# SUPPLIED MATERIAL start

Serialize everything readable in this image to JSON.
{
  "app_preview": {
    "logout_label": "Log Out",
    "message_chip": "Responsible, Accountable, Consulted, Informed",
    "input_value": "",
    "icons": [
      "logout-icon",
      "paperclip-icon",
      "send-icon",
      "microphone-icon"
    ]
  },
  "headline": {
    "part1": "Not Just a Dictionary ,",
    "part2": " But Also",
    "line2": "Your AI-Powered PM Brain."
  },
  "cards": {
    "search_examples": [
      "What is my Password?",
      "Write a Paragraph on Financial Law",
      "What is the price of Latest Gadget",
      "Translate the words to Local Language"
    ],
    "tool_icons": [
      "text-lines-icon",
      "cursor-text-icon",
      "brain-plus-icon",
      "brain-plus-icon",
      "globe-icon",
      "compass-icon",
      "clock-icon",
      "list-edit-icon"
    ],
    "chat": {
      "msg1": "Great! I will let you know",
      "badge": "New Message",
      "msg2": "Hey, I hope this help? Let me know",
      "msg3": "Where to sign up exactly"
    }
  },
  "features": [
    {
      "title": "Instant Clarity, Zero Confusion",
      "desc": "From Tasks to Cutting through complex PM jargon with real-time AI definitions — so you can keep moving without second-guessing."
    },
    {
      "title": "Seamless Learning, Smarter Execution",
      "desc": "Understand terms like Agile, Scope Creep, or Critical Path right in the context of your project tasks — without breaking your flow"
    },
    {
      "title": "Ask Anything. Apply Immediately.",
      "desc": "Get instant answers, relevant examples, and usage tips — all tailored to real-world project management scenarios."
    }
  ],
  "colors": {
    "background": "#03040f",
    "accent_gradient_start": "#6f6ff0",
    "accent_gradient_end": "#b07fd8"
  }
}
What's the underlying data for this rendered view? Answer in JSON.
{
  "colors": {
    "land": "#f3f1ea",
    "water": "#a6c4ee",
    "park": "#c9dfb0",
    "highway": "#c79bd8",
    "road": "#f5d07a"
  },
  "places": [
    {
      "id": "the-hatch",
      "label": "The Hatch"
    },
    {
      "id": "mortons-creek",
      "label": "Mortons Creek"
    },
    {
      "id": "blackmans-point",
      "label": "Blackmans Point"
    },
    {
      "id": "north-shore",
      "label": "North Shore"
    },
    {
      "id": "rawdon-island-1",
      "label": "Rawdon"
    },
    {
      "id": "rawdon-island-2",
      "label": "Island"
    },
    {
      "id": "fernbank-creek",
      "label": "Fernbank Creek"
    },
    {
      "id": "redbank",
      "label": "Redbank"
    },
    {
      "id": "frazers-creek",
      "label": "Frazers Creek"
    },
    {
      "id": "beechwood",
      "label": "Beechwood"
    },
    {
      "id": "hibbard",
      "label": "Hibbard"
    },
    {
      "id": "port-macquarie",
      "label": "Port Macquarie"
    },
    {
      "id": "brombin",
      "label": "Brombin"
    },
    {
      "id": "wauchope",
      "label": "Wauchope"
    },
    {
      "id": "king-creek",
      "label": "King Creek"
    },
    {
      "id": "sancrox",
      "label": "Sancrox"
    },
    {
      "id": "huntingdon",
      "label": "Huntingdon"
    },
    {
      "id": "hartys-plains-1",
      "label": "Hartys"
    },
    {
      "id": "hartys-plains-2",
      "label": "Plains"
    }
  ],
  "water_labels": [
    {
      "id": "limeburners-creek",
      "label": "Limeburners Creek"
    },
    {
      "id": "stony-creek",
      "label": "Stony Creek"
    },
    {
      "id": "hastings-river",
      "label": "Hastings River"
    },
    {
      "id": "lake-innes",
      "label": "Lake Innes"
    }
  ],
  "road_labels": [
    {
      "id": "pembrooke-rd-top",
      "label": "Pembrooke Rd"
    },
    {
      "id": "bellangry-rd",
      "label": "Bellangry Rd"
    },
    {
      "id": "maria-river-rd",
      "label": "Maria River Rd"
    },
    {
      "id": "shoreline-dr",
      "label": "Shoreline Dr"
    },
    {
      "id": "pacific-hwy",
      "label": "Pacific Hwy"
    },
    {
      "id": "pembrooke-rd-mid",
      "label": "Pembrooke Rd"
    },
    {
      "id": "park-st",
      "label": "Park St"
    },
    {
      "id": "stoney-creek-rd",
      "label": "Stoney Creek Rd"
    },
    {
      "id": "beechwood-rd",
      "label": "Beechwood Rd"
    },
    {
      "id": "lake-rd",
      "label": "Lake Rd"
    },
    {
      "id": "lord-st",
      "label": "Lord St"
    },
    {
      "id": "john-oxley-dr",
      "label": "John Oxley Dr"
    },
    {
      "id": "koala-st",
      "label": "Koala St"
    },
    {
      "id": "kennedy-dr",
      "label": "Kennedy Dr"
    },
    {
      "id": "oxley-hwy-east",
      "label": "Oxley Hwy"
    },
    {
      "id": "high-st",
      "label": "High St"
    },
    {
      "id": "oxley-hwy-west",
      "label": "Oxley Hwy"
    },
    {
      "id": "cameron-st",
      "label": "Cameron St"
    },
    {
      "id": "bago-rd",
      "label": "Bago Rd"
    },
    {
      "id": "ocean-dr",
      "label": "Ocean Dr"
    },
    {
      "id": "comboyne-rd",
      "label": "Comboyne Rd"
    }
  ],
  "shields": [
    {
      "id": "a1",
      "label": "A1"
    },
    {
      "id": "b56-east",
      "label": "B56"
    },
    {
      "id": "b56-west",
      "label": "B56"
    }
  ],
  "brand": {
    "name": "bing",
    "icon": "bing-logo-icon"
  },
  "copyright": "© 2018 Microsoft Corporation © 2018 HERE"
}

# SUPPLIED MATERIAL end

Extract the complete set of records unchanged.

Serialize everything readable in this image to JSON.
{
  "app_preview": {
    "logout_label": "Log Out",
    "message_chip": "Responsible, Accountable, Consulted, Informed",
    "input_value": "",
    "icons": [
      "logout-icon",
      "paperclip-icon",
      "send-icon",
      "microphone-icon"
    ]
  },
  "headline": {
    "part1": "Not Just a Dictionary ,",
    "part2": " But Also",
    "line2": "Your AI-Powered PM Brain."
  },
  "cards": {
    "search_examples": [
      "What is my Password?",
      "Write a Paragraph on Financial Law",
      "What is the price of Latest Gadget",
      "Translate the words to Local Language"
    ],
    "tool_icons": [
      "text-lines-icon",
      "cursor-text-icon",
      "brain-plus-icon",
      "brain-plus-icon",
      "globe-icon",
      "compass-icon",
      "clock-icon",
      "list-edit-icon"
    ],
    "chat": {
      "msg1": "Great! I will let you know",
      "badge": "New Message",
      "msg2": "Hey, I hope this help? Let me know",
      "msg3": "Where to sign up exactly"
    }
  },
  "features": [
    {
      "title": "Instant Clarity, Zero Confusion",
      "desc": "From Tasks to Cutting through complex PM jargon with real-time AI definitions — so you can keep moving without second-guessing."
    },
    {
      "title": "Seamless Learning, Smarter Execution",
      "desc": "Understand terms like Agile, Scope Creep, or Critical Path right in the context of your project tasks — without breaking your flow"
    },
    {
      "title": "Ask Anything. Apply Immediately.",
      "desc": "Get instant answers, relevant examples, and usage tips — all tailored to real-world project management scenarios."
    }
  ],
  "colors": {
    "background": "#03040f",
    "accent_gradient_start": "#6f6ff0",
    "accent_gradient_end": "#b07fd8"
  }
}
What's the underlying data for this rendered view? Answer in JSON.
{
  "colors": {
    "land": "#f3f1ea",
    "water": "#a6c4ee",
    "park": "#c9dfb0",
    "highway": "#c79bd8",
    "road": "#f5d07a"
  },
  "places": [
    {
      "id": "the-hatch",
      "label": "The Hatch"
    },
    {
      "id": "mortons-creek",
      "label": "Mortons Creek"
    },
    {
      "id": "blackmans-point",
      "label": "Blackmans Point"
    },
    {
      "id": "north-shore",
      "label": "North Shore"
    },
    {
      "id": "rawdon-island-1",
      "label": "Rawdon"
    },
    {
      "id": "rawdon-island-2",
      "label": "Island"
    },
    {
      "id": "fernbank-creek",
      "label": "Fernbank Creek"
    },
    {
      "id": "redbank",
      "label": "Redbank"
    },
    {
      "id": "frazers-creek",
      "label": "Frazers Creek"
    },
    {
      "id": "beechwood",
      "label": "Beechwood"
    },
    {
      "id": "hibbard",
      "label": "Hibbard"
    },
    {
      "id": "port-macquarie",
      "label": "Port Macquarie"
    },
    {
      "id": "brombin",
      "label": "Brombin"
    },
    {
      "id": "wauchope",
      "label": "Wauchope"
    },
    {
      "id": "king-creek",
      "label": "King Creek"
    },
    {
      "id": "sancrox",
      "label": "Sancrox"
    },
    {
      "id": "huntingdon",
      "label": "Huntingdon"
    },
    {
      "id": "hartys-plains-1",
      "label": "Hartys"
    },
    {
      "id": "hartys-plains-2",
      "label": "Plains"
    }
  ],
  "water_labels": [
    {
      "id": "limeburners-creek",
      "label": "Limeburners Creek"
    },
    {
      "id": "stony-creek",
      "label": "Stony Creek"
    },
    {
      "id": "hastings-river",
      "label": "Hastings River"
    },
    {
      "id": "lake-innes",
      "label": "Lake Innes"
    }
  ],
  "road_labels": [
    {
      "id": "pembrooke-rd-top",
      "label": "Pembrooke Rd"
    },
    {
      "id": "bellangry-rd",
      "label": "Bellangry Rd"
    },
    {
      "id": "maria-river-rd",
      "label": "Maria River Rd"
    },
    {
      "id": "shoreline-dr",
      "label": "Shoreline Dr"
    },
    {
      "id": "pacific-hwy",
      "label": "Pacific Hwy"
    },
    {
      "id": "pembrooke-rd-mid",
      "label": "Pembrooke Rd"
    },
    {
      "id": "park-st",
      "label": "Park St"
    },
    {
      "id": "stoney-creek-rd",
      "label": "Stoney Creek Rd"
    },
    {
      "id": "beechwood-rd",
      "label": "Beechwood Rd"
    },
    {
      "id": "lake-rd",
      "label": "Lake Rd"
    },
    {
      "id": "lord-st",
      "label": "Lord St"
    },
    {
      "id": "john-oxley-dr",
      "label": "John Oxley Dr"
    },
    {
      "id": "koala-st",
      "label": "Koala St"
    },
    {
      "id": "kennedy-dr",
      "label": "Kennedy Dr"
    },
    {
      "id": "oxley-hwy-east",
      "label": "Oxley Hwy"
    },
    {
      "id": "high-st",
      "label": "High St"
    },
    {
      "id": "oxley-hwy-west",
      "label": "Oxley Hwy"
    },
    {
      "id": "cameron-st",
      "label": "Cameron St"
    },
    {
      "id": "bago-rd",
      "label": "Bago Rd"
    },
    {
      "id": "ocean-dr",
      "label": "Ocean Dr"
    },
    {
      "id": "comboyne-rd",
      "label": "Comboyne Rd"
    }
  ],
  "shields": [
    {
      "id": "a1",
      "label": "A1"
    },
    {
      "id": "b56-east",
      "label": "B56"
    },
    {
      "id": "b56-west",
      "label": "B56"
    }
  ],
  "brand": {
    "name": "bing",
    "icon": "bing-logo-icon"
  },
  "copyright": "© 2018 Microsoft Corporation © 2018 HERE"
}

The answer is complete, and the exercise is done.